• Goal
Go through the records and give each one again exactly.
-----
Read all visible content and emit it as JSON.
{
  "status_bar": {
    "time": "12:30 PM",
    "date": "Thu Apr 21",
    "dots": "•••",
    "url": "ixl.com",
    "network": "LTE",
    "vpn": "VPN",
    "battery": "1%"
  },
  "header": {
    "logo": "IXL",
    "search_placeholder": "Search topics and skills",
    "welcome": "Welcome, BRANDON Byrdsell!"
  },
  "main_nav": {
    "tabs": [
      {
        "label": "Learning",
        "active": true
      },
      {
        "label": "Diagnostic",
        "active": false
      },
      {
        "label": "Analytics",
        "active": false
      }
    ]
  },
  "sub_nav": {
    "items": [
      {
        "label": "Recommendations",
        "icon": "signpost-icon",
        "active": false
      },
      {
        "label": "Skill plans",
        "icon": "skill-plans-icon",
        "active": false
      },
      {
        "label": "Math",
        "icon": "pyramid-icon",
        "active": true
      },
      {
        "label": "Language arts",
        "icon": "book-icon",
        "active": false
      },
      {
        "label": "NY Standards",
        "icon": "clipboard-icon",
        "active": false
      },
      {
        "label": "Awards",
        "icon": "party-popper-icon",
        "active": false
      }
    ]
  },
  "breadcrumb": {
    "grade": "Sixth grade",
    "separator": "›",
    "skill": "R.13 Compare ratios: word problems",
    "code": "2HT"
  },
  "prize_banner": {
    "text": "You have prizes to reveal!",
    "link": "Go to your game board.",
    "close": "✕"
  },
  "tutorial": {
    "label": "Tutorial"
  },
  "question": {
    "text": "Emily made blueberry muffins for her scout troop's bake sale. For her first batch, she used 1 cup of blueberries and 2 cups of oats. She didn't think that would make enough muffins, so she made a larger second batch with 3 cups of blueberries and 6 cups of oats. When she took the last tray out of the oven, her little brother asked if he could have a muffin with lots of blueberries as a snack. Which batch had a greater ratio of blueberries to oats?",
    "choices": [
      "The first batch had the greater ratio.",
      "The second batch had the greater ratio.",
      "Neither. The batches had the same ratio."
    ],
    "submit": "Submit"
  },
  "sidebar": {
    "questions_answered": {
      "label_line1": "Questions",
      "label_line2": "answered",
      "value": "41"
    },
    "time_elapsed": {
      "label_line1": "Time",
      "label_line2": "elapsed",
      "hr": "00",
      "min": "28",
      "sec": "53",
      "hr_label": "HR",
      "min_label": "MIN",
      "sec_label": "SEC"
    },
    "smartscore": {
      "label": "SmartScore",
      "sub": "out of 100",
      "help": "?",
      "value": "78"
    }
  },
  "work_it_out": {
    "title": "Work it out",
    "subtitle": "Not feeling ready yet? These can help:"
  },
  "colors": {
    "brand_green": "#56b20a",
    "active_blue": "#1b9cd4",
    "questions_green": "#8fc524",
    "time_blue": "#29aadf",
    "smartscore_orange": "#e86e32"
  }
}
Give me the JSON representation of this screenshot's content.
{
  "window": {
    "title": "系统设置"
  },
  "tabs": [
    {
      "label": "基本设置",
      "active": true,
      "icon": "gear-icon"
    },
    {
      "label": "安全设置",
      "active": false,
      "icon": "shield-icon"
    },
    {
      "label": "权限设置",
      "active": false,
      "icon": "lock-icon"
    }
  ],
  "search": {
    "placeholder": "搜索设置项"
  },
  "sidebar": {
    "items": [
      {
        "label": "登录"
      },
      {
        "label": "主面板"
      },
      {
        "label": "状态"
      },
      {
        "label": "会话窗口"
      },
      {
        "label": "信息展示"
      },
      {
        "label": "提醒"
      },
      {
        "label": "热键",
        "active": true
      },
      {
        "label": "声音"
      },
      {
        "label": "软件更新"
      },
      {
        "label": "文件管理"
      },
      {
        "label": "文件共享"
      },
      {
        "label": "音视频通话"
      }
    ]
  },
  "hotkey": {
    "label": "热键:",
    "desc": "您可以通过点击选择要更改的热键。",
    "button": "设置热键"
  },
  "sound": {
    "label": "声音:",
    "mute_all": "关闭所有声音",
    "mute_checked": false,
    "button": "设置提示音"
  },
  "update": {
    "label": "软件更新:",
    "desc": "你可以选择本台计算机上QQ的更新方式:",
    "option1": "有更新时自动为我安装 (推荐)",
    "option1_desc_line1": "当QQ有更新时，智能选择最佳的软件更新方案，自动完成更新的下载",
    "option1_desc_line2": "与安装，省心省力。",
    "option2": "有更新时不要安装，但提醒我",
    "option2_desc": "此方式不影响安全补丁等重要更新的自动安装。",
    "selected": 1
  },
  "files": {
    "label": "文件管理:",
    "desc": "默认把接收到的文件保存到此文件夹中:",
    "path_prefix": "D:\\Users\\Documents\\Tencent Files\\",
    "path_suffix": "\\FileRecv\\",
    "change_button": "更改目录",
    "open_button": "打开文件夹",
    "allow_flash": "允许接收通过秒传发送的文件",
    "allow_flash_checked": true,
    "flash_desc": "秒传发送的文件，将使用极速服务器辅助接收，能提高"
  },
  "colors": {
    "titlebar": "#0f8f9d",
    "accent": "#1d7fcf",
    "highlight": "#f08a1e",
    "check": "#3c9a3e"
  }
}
-----
• Completed exercise
Read all visible content and emit it as JSON.
{
  "status_bar": {
    "time": "12:30 PM",
    "date": "Thu Apr 21",
    "dots": "•••",
    "url": "ixl.com",
    "network": "LTE",
    "vpn": "VPN",
    "battery": "1%"
  },
  "header": {
    "logo": "IXL",
    "search_placeholder": "Search topics and skills",
    "welcome": "Welcome, BRANDON Byrdsell!"
  },
  "main_nav": {
    "tabs": [
      {
        "label": "Learning",
        "active": true
      },
      {
        "label": "Diagnostic",
        "active": false
      },
      {
        "label": "Analytics",
        "active": false
      }
    ]
  },
  "sub_nav": {
    "items": [
      {
        "label": "Recommendations",
        "icon": "signpost-icon",
        "active": false
      },
      {
        "label": "Skill plans",
        "icon": "skill-plans-icon",
        "active": false
      },
      {
        "label": "Math",
        "icon": "pyramid-icon",
        "active": true
      },
      {
        "label": "Language arts",
        "icon": "book-icon",
        "active": false
      },
      {
        "label": "NY Standards",
        "icon": "clipboard-icon",
        "active": false
      },
      {
        "label": "Awards",
        "icon": "party-popper-icon",
        "active": false
      }
    ]
  },
  "breadcrumb": {
    "grade": "Sixth grade",
    "separator": "›",
    "skill": "R.13 Compare ratios: word problems",
    "code": "2HT"
  },
  "prize_banner": {
    "text": "You have prizes to reveal!",
    "link": "Go to your game board.",
    "close": "✕"
  },
  "tutorial": {
    "label": "Tutorial"
  },
  "question": {
    "text": "Emily made blueberry muffins for her scout troop's bake sale. For her first batch, she used 1 cup of blueberries and 2 cups of oats. She didn't think that would make enough muffins, so she made a larger second batch with 3 cups of blueberries and 6 cups of oats. When she took the last tray out of the oven, her little brother asked if he could have a muffin with lots of blueberries as a snack. Which batch had a greater ratio of blueberries to oats?",
    "choices": [
      "The first batch had the greater ratio.",
      "The second batch had the greater ratio.",
      "Neither. The batches had the same ratio."
    ],
    "submit": "Submit"
  },
  "sidebar": {
    "questions_answered": {
      "label_line1": "Questions",
      "label_line2": "answered",
      "value": "41"
    },
    "time_elapsed": {
      "label_line1": "Time",
      "label_line2": "elapsed",
      "hr": "00",
      "min": "28",
      "sec": "53",
      "hr_label": "HR",
      "min_label": "MIN",
      "sec_label": "SEC"
    },
    "smartscore": {
      "label": "SmartScore",
      "sub": "out of 100",
      "help": "?",
      "value": "78"
    }
  },
  "work_it_out": {
    "title": "Work it out",
    "subtitle": "Not feeling ready yet? These can help:"
  },
  "colors": {
    "brand_green": "#56b20a",
    "active_blue": "#1b9cd4",
    "questions_green": "#8fc524",
    "time_blue": "#29aadf",
    "smartscore_orange": "#e86e32"
  }
}
Give me the JSON representation of this screenshot's content.
{
  "window": {
    "title": "系统设置"
  },
  "tabs": [
    {
      "label": "基本设置",
      "active": true,
      "icon": "gear-icon"
    },
    {
      "label": "安全设置",
      "active": false,
      "icon": "shield-icon"
    },
    {
      "label": "权限设置",
      "active": false,
      "icon": "lock-icon"
    }
  ],
  "search": {
    "placeholder": "搜索设置项"
  },
  "sidebar": {
    "items": [
      {
        "label": "登录"
      },
      {
        "label": "主面板"
      },
      {
        "label": "状态"
      },
      {
        "label": "会话窗口"
      },
      {
        "label": "信息展示"
      },
      {
        "label": "提醒"
      },
      {
        "label": "热键",
        "active": true
      },
      {
        "label": "声音"
      },
      {
        "label": "软件更新"
      },
      {
        "label": "文件管理"
      },
      {
        "label": "文件共享"
      },
      {
        "label": "音视频通话"
      }
    ]
  },
  "hotkey": {
    "label": "热键:",
    "desc": "您可以通过点击选择要更改的热键。",
    "button": "设置热键"
  },
  "sound": {
    "label": "声音:",
    "mute_all": "关闭所有声音",
    "mute_checked": false,
    "button": "设置提示音"
  },
  "update": {
    "label": "软件更新:",
    "desc": "你可以选择本台计算机上QQ的更新方式:",
    "option1": "有更新时自动为我安装 (推荐)",
    "option1_desc_line1": "当QQ有更新时，智能选择最佳的软件更新方案，自动完成更新的下载",
    "option1_desc_line2": "与安装，省心省力。",
    "option2": "有更新时不要安装，但提醒我",
    "option2_desc": "此方式不影响安全补丁等重要更新的自动安装。",
    "selected": 1
  },
  "files": {
    "label": "文件管理:",
    "desc": "默认把接收到的文件保存到此文件夹中:",
    "path_prefix": "D:\\Users\\Documents\\Tencent Files\\",
    "path_suffix": "\\FileRecv\\",
    "change_button": "更改目录",
    "open_button": "打开文件夹",
    "allow_flash": "允许接收通过秒传发送的文件",
    "allow_flash_checked": true,
    "flash_desc": "秒传发送的文件，将使用极速服务器辅助接收，能提高"
  },
  "colors": {
    "titlebar": "#0f8f9d",
    "accent": "#1d7fcf",
    "highlight": "#f08a1e",
    "check": "#3c9a3e"
  }
}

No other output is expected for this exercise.